Find and return each line containing "وقوله".

■ Entries shown:
****************************************

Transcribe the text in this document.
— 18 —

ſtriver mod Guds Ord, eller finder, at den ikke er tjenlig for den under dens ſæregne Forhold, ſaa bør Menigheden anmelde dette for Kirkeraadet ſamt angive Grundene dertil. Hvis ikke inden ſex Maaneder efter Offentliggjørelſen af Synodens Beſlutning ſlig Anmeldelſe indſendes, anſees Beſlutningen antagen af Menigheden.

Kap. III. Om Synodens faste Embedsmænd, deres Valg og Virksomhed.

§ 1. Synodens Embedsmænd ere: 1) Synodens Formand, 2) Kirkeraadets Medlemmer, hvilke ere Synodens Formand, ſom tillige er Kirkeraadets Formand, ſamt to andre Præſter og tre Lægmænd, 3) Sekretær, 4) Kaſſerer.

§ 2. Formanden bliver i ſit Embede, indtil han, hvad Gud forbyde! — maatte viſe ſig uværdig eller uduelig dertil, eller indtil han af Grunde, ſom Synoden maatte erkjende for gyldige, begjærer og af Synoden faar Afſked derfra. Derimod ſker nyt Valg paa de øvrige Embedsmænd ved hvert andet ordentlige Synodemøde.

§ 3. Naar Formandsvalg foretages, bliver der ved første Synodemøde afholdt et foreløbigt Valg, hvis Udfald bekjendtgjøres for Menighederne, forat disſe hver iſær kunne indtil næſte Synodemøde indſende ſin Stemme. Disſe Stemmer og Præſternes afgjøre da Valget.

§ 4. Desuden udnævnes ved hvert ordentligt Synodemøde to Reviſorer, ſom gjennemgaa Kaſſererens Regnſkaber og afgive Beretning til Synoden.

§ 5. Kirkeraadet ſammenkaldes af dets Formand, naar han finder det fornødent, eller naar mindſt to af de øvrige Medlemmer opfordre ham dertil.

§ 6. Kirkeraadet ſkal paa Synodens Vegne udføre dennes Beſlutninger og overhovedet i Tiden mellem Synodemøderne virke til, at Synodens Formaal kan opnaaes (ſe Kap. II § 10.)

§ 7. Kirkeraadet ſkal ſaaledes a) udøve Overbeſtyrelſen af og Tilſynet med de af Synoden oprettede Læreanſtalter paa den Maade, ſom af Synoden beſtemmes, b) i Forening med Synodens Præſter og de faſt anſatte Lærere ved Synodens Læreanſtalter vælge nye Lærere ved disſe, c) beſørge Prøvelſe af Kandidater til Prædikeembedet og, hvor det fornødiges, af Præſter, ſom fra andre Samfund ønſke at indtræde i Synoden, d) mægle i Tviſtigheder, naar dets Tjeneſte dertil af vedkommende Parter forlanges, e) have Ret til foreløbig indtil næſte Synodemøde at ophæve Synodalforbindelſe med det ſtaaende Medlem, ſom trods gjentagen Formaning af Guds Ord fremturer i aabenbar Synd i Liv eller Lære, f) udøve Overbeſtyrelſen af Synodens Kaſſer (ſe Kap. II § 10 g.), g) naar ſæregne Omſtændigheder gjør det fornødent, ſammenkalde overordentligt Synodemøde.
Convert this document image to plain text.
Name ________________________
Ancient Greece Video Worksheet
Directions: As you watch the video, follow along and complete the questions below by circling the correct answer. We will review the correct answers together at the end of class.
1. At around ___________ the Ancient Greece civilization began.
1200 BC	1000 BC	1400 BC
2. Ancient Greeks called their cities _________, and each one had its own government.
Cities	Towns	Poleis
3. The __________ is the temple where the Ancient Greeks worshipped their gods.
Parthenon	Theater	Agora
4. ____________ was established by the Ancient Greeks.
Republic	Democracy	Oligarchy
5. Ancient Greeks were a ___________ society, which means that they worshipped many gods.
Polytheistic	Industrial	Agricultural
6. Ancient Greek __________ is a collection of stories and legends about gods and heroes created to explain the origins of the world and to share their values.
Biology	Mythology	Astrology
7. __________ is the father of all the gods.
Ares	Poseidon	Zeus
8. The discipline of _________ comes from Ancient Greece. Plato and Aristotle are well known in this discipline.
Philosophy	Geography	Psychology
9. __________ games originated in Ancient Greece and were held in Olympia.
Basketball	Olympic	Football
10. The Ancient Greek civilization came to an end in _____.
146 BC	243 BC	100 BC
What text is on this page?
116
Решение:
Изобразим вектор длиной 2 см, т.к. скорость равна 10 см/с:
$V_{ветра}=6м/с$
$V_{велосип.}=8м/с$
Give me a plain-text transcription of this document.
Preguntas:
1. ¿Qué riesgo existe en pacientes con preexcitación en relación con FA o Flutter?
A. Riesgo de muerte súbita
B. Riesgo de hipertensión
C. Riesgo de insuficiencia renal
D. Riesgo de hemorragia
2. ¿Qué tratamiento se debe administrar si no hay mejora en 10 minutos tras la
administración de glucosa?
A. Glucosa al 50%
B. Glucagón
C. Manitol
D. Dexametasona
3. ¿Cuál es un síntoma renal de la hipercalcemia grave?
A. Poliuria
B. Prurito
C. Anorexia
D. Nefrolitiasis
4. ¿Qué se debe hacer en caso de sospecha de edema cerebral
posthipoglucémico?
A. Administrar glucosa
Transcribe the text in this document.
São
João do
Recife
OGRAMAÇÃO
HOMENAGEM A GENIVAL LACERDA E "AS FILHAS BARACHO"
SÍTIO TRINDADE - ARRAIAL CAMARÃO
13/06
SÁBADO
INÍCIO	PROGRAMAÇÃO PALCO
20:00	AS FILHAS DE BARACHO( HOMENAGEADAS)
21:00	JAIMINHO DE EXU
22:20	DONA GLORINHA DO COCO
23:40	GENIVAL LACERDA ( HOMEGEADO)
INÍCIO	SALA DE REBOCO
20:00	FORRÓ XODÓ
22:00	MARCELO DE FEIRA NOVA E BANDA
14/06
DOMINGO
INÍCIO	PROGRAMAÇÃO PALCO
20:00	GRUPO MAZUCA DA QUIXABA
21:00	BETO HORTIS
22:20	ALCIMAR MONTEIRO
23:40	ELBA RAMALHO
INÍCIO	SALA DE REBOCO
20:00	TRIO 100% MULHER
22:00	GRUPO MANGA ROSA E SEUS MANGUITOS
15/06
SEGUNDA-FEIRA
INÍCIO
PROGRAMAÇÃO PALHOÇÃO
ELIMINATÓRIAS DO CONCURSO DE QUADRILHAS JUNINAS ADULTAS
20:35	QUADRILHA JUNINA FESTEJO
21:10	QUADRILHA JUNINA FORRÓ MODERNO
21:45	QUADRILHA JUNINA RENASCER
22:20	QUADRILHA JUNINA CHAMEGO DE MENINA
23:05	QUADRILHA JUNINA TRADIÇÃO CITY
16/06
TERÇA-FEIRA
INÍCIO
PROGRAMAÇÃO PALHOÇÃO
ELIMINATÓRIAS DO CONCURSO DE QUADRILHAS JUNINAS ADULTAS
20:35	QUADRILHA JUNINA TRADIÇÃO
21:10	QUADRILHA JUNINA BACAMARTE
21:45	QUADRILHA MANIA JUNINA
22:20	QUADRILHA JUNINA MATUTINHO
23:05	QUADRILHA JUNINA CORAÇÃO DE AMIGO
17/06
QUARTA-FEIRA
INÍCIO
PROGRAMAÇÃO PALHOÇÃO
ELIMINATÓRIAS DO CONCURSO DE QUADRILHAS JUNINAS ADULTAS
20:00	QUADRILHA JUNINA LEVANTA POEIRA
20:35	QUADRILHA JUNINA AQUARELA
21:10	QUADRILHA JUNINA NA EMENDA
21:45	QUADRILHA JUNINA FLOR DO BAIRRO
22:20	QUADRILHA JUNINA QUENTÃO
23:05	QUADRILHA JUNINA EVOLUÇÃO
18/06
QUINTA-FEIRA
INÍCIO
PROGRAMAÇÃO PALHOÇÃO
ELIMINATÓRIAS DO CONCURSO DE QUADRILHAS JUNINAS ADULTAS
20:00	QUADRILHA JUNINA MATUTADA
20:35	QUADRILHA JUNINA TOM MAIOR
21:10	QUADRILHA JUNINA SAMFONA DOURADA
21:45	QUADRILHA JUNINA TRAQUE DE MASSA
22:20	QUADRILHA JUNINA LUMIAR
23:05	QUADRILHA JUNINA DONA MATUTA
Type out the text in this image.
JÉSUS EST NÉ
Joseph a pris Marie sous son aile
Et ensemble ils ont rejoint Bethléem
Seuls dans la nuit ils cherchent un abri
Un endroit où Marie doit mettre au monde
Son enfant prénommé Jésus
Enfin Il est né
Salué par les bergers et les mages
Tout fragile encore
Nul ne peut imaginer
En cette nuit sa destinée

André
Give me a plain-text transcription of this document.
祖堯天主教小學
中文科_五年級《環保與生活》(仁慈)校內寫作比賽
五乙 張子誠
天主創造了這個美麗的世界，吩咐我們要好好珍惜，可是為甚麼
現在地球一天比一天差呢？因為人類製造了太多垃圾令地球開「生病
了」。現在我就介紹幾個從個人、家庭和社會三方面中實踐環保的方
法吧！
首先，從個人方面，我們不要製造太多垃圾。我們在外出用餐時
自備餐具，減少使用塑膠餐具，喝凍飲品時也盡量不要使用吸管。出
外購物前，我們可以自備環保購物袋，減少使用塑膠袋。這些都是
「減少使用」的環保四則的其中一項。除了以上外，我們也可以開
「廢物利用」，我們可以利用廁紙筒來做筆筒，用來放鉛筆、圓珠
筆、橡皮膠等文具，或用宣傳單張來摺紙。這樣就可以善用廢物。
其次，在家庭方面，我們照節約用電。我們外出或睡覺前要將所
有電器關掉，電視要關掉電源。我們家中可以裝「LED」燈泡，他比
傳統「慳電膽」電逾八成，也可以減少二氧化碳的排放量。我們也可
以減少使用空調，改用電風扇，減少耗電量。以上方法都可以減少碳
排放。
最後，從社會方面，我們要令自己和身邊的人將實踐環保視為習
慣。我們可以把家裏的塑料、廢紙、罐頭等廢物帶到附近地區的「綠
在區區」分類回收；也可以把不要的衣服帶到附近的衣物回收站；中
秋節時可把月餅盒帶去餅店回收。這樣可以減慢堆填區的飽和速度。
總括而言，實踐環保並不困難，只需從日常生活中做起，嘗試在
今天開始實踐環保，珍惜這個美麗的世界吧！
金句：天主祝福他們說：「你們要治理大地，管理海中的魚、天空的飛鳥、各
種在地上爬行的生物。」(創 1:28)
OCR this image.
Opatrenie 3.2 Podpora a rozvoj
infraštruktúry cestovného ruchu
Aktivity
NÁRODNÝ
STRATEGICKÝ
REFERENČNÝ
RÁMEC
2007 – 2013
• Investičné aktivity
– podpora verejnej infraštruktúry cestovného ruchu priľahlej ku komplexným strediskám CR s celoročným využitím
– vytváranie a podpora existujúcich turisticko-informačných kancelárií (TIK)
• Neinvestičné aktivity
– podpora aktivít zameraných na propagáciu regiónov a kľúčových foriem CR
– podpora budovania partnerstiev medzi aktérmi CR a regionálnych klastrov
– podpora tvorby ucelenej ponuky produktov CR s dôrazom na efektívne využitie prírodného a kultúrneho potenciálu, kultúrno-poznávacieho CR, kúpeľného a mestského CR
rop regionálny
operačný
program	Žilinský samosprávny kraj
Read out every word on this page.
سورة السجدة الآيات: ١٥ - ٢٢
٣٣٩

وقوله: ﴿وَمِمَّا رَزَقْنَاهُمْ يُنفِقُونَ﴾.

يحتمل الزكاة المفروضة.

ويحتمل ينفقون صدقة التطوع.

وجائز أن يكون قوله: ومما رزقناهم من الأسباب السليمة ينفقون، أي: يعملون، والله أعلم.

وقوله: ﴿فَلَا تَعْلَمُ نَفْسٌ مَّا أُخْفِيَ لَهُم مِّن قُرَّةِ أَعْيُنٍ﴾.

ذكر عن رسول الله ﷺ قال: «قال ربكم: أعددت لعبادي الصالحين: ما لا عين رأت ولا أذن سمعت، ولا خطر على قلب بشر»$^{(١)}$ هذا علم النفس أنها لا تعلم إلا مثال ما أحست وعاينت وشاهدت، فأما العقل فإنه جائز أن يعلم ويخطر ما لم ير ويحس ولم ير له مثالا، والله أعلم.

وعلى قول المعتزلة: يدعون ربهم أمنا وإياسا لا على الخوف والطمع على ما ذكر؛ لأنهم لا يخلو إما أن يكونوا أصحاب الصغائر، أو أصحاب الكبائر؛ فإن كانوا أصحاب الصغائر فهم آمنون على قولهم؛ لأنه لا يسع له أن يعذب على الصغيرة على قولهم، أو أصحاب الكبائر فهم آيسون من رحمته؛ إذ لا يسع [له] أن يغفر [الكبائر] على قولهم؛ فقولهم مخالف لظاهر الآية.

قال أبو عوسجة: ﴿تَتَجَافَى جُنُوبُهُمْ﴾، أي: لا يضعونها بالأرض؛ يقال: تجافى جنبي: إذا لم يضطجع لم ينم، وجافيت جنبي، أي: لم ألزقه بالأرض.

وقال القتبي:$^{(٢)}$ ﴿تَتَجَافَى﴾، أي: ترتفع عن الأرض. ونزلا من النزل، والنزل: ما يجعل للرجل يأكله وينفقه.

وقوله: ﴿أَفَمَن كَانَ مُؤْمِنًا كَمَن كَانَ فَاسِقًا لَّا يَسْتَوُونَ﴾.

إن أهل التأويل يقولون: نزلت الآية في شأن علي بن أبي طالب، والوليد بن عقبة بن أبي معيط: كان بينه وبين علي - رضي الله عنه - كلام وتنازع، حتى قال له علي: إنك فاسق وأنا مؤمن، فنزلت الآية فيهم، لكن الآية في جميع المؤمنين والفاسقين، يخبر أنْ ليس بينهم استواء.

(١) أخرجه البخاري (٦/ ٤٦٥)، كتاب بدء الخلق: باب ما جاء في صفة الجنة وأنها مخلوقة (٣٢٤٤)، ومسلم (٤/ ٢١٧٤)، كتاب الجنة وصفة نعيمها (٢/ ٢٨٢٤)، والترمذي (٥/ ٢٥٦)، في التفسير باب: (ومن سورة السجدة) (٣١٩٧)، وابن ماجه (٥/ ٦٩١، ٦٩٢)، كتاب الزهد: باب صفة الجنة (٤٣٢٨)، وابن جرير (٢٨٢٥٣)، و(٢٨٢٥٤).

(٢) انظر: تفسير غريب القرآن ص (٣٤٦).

****************************************

■ Task answer:
وقوله: ﴿وَمِمَّا رَزَقْنَاهُمْ يُنفِقُونَ﴾.
وقوله: ﴿فَلَا تَعْلَمُ نَفْسٌ مَّا أُخْفِيَ لَهُم مِّن قُرَّةِ أَعْيُنٍ﴾.
وقوله: ﴿أَفَمَن كَانَ مُؤْمِنًا كَمَن كَانَ فَاسِقًا لَّا يَسْتَوُونَ﴾.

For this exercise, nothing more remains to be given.